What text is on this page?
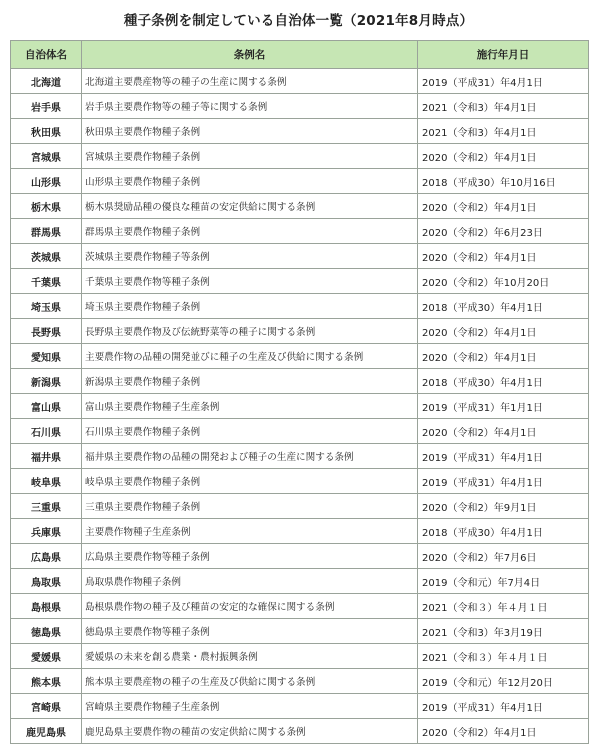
種子条例を制定している自治体一覧（2021年8月時点）
自治体名	条例名	施行年月日
北海道	北海道主要農産物等の種子の生産に関する条例	2019（平成31）年4月1日
岩手県	岩手県主要農作物等の種子等に関する条例	2021（令和3）年4月1日
秋田県	秋田県主要農作物種子条例	2021（令和3）年4月1日
宮城県	宮城県主要農作物種子条例	2020（令和2）年4月1日
山形県	山形県主要農作物種子条例	2018（平成30）年10月16日
栃木県	栃木県奨励品種の優良な種苗の安定供給に関する条例	2020（令和2）年4月1日
群馬県	群馬県主要農作物種子条例	2020（令和2）年6月23日
茨城県	茨城県主要農作物種子等条例	2020（令和2）年4月1日
千葉県	千葉県主要農作物等種子条例	2020（令和2）年10月20日
埼玉県	埼玉県主要農作物種子条例	2018（平成30）年4月1日
長野県	長野県主要農作物及び伝統野菜等の種子に関する条例	2020（令和2）年4月1日
愛知県	主要農作物の品種の開発並びに種子の生産及び供給に関する条例	2020（令和2）年4月1日
新潟県	新潟県主要農作物種子条例	2018（平成30）年4月1日
富山県	富山県主要農作物種子生産条例	2019（平成31）年1月1日
石川県	石川県主要農作物種子条例	2020（令和2）年4月1日
福井県	福井県主要農作物の品種の開発および種子の生産に関する条例	2019（平成31）年4月1日
岐阜県	岐阜県主要農作物種子条例	2019（平成31）年4月1日
三重県	三重県主要農作物種子条例	2020（令和2）年9月1日
兵庫県	主要農作物種子生産条例	2018（平成30）年4月1日
広島県	広島県主要農作物等種子条例	2020（令和2）年7月6日
鳥取県	鳥取県農作物種子条例	2019（令和元）年7月4日
島根県	島根県農作物の種子及び種苗の安定的な確保に関する条例	2021（令和３）年４月１日
徳島県	徳島県主要農作物等種子条例	2021（令和3）年3月19日
愛媛県	愛媛県の未来を創る農業・農村振興条例	2021（令和３）年４月１日
熊本県	熊本県主要農産物の種子の生産及び供給に関する条例	2019（令和元）年12月20日
宮崎県	宮崎県主要農作物種子生産条例	2019（平成31）年4月1日
鹿児島県	鹿児島県主要農作物の種苗の安定供給に関する条例	2020（令和2）年4月1日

→ **THE TASK**
Repeat the full listing above exactly, with no pictures in the copy.

→ **ANSWER FOR THIS EXERCISE**
What text is on this page?
種子条例を制定している自治体一覧（2021年8月時点）
自治体名	条例名	施行年月日
北海道	北海道主要農産物等の種子の生産に関する条例	2019（平成31）年4月1日
岩手県	岩手県主要農作物等の種子等に関する条例	2021（令和3）年4月1日
秋田県	秋田県主要農作物種子条例	2021（令和3）年4月1日
宮城県	宮城県主要農作物種子条例	2020（令和2）年4月1日
山形県	山形県主要農作物種子条例	2018（平成30）年10月16日
栃木県	栃木県奨励品種の優良な種苗の安定供給に関する条例	2020（令和2）年4月1日
群馬県	群馬県主要農作物種子条例	2020（令和2）年6月23日
茨城県	茨城県主要農作物種子等条例	2020（令和2）年4月1日
千葉県	千葉県主要農作物等種子条例	2020（令和2）年10月20日
埼玉県	埼玉県主要農作物種子条例	2018（平成30）年4月1日
長野県	長野県主要農作物及び伝統野菜等の種子に関する条例	2020（令和2）年4月1日
愛知県	主要農作物の品種の開発並びに種子の生産及び供給に関する条例	2020（令和2）年4月1日
新潟県	新潟県主要農作物種子条例	2018（平成30）年4月1日
富山県	富山県主要農作物種子生産条例	2019（平成31）年1月1日
石川県	石川県主要農作物種子条例	2020（令和2）年4月1日
福井県	福井県主要農作物の品種の開発および種子の生産に関する条例	2019（平成31）年4月1日
岐阜県	岐阜県主要農作物種子条例	2019（平成31）年4月1日
三重県	三重県主要農作物種子条例	2020（令和2）年9月1日
兵庫県	主要農作物種子生産条例	2018（平成30）年4月1日
広島県	広島県主要農作物等種子条例	2020（令和2）年7月6日
鳥取県	鳥取県農作物種子条例	2019（令和元）年7月4日
島根県	島根県農作物の種子及び種苗の安定的な確保に関する条例	2021（令和３）年４月１日
徳島県	徳島県主要農作物等種子条例	2021（令和3）年3月19日
愛媛県	愛媛県の未来を創る農業・農村振興条例	2021（令和３）年４月１日
熊本県	熊本県主要農産物の種子の生産及び供給に関する条例	2019（令和元）年12月20日
宮崎県	宮崎県主要農作物種子生産条例	2019（平成31）年4月1日
鹿児島県	鹿児島県主要農作物の種苗の安定供給に関する条例	2020（令和2）年4月1日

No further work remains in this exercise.